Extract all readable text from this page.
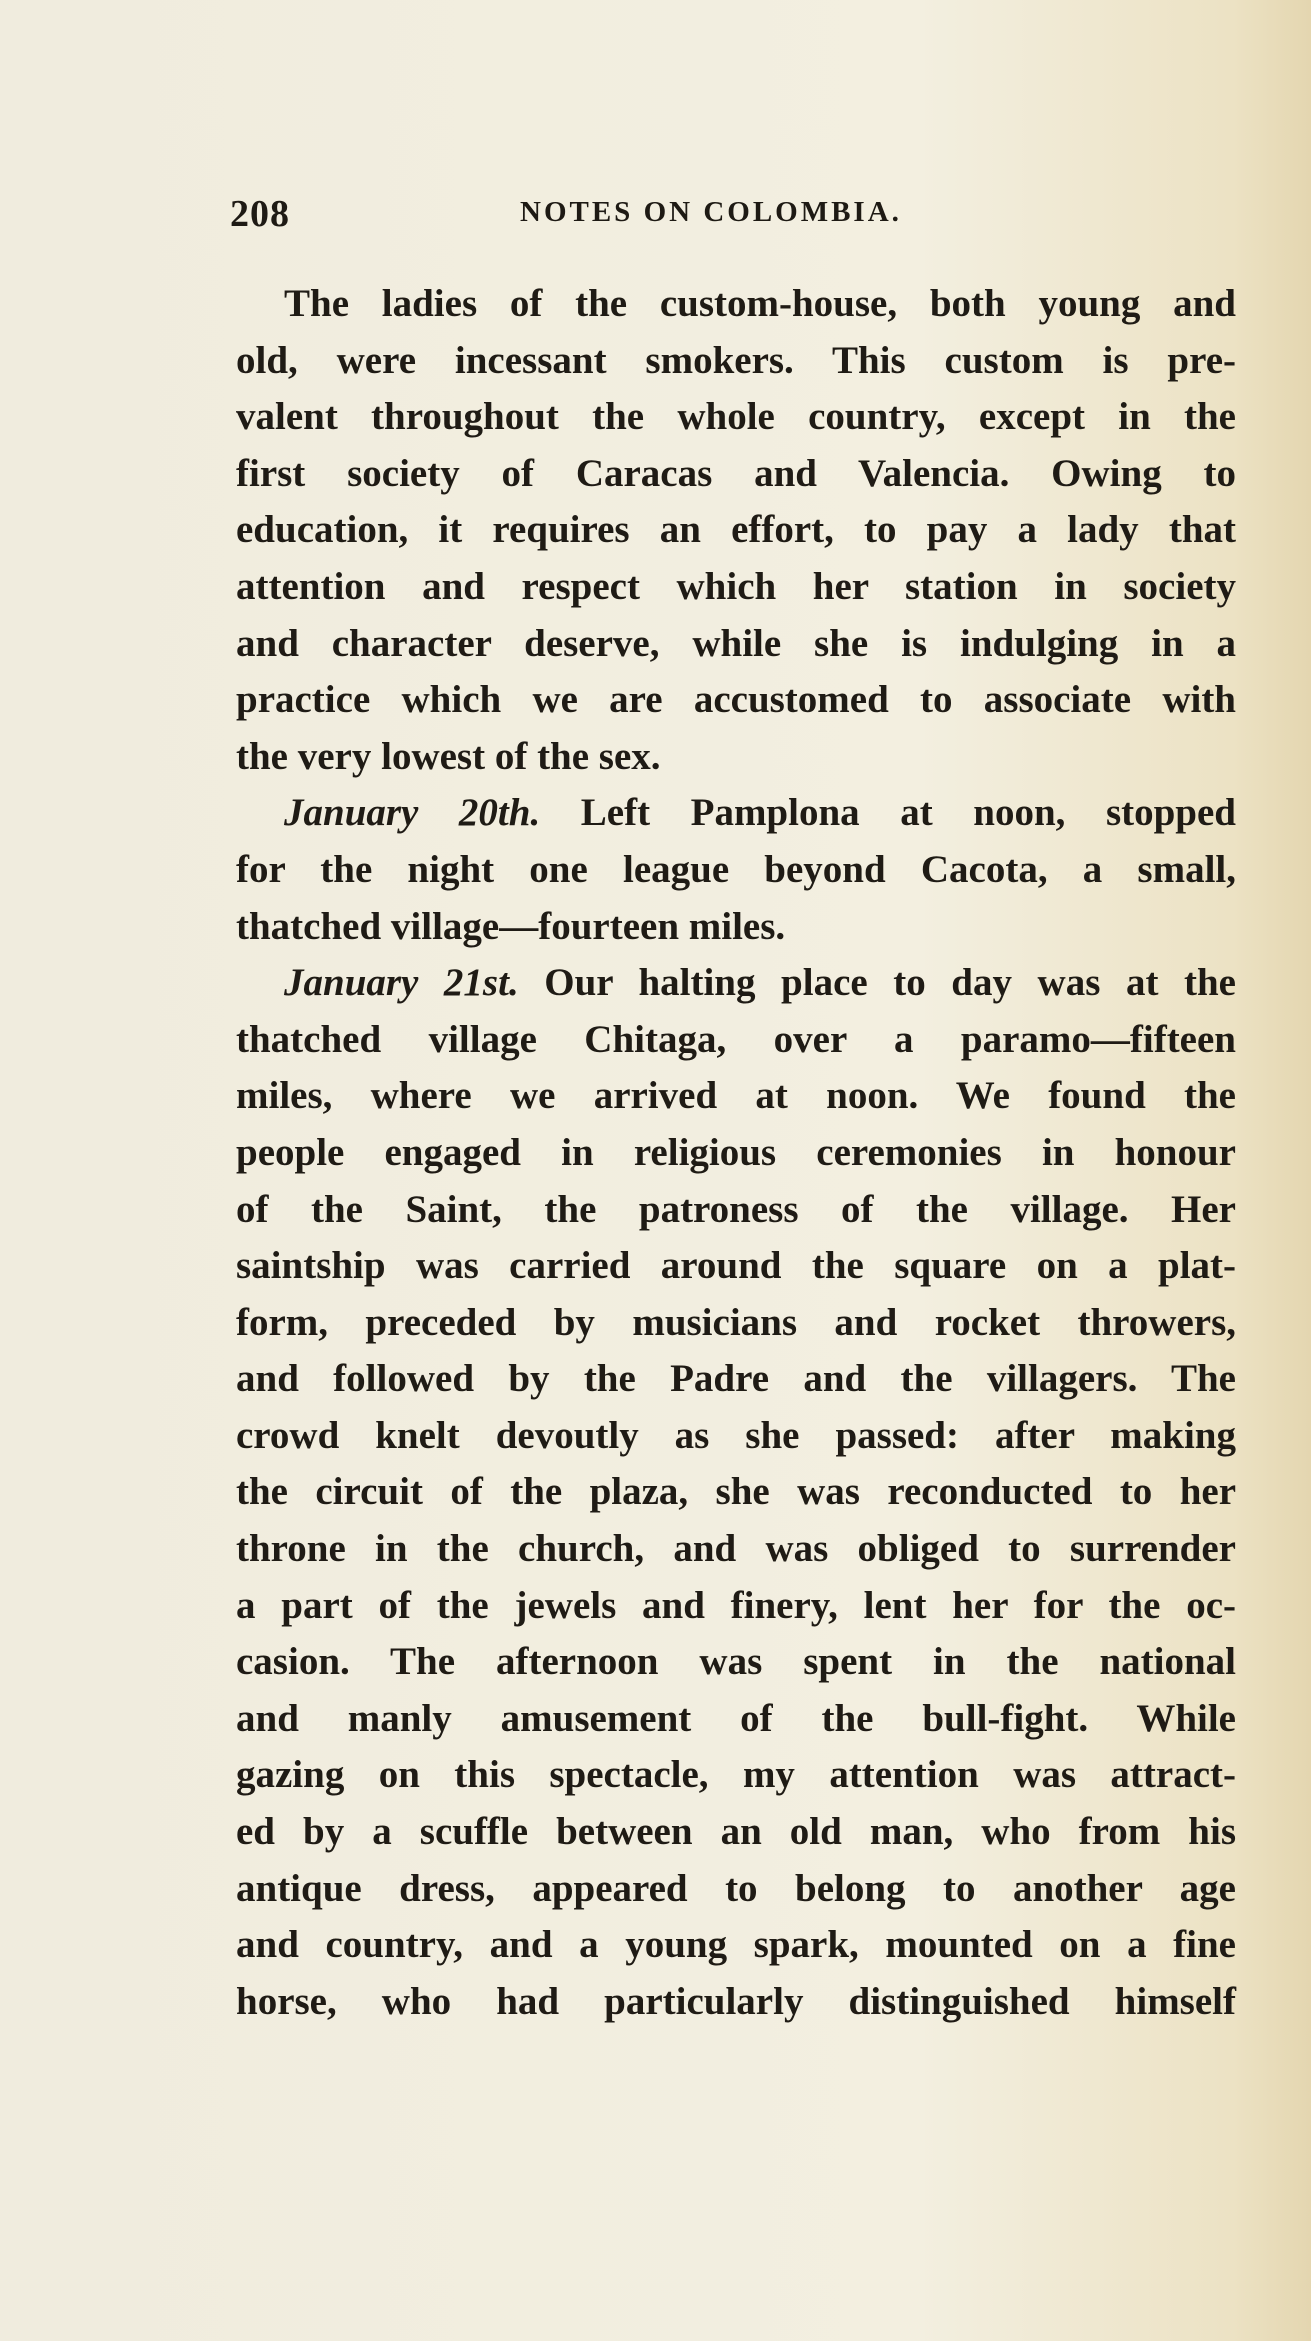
208	NOTES ON COLOMBIA.
The ladies of the custom-house, both young and
old, were incessant smokers. This custom is pre-
valent throughout the whole country, except in the
first society of Caracas and Valencia. Owing to
education, it requires an effort, to pay a lady that
attention and respect which her station in society
and character deserve, while she is indulging in a
practice which we are accustomed to associate with
the very lowest of the sex.
January 20th. Left Pamplona at noon, stopped
for the night one league beyond Cacota, a small,
thatched village—fourteen miles.
January 21st. Our halting place to day was at the
thatched village Chitaga, over a paramo—fifteen
miles, where we arrived at noon. We found the
people engaged in religious ceremonies in honour
of the Saint, the patroness of the village. Her
saintship was carried around the square on a plat-
form, preceded by musicians and rocket throwers,
and followed by the Padre and the villagers. The
crowd knelt devoutly as she passed: after making
the circuit of the plaza, she was reconducted to her
throne in the church, and was obliged to surrender
a part of the jewels and finery, lent her for the oc-
casion. The afternoon was spent in the national
and manly amusement of the bull-fight. While
gazing on this spectacle, my attention was attract-
ed by a scuffle between an old man, who from his
antique dress, appeared to belong to another age
and country, and a young spark, mounted on a fine
horse, who had particularly distinguished himself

# # # # #

**TASK TO CARRY OUT**
Take the data above and repeat it exactly, leaving each picture out.

**OUTPUT**
Extract all readable text from this page.
208	NOTES ON COLOMBIA.
The ladies of the custom-house, both young and
old, were incessant smokers. This custom is pre-
valent throughout the whole country, except in the
first society of Caracas and Valencia. Owing to
education, it requires an effort, to pay a lady that
attention and respect which her station in society
and character deserve, while she is indulging in a
practice which we are accustomed to associate with
the very lowest of the sex.
January 20th. Left Pamplona at noon, stopped
for the night one league beyond Cacota, a small,
thatched village—fourteen miles.
January 21st. Our halting place to day was at the
thatched village Chitaga, over a paramo—fifteen
miles, where we arrived at noon. We found the
people engaged in religious ceremonies in honour
of the Saint, the patroness of the village. Her
saintship was carried around the square on a plat-
form, preceded by musicians and rocket throwers,
and followed by the Padre and the villagers. The
crowd knelt devoutly as she passed: after making
the circuit of the plaza, she was reconducted to her
throne in the church, and was obliged to surrender
a part of the jewels and finery, lent her for the oc-
casion. The afternoon was spent in the national
and manly amusement of the bull-fight. While
gazing on this spectacle, my attention was attract-
ed by a scuffle between an old man, who from his
antique dress, appeared to belong to another age
and country, and a young spark, mounted on a fine
horse, who had particularly distinguished himself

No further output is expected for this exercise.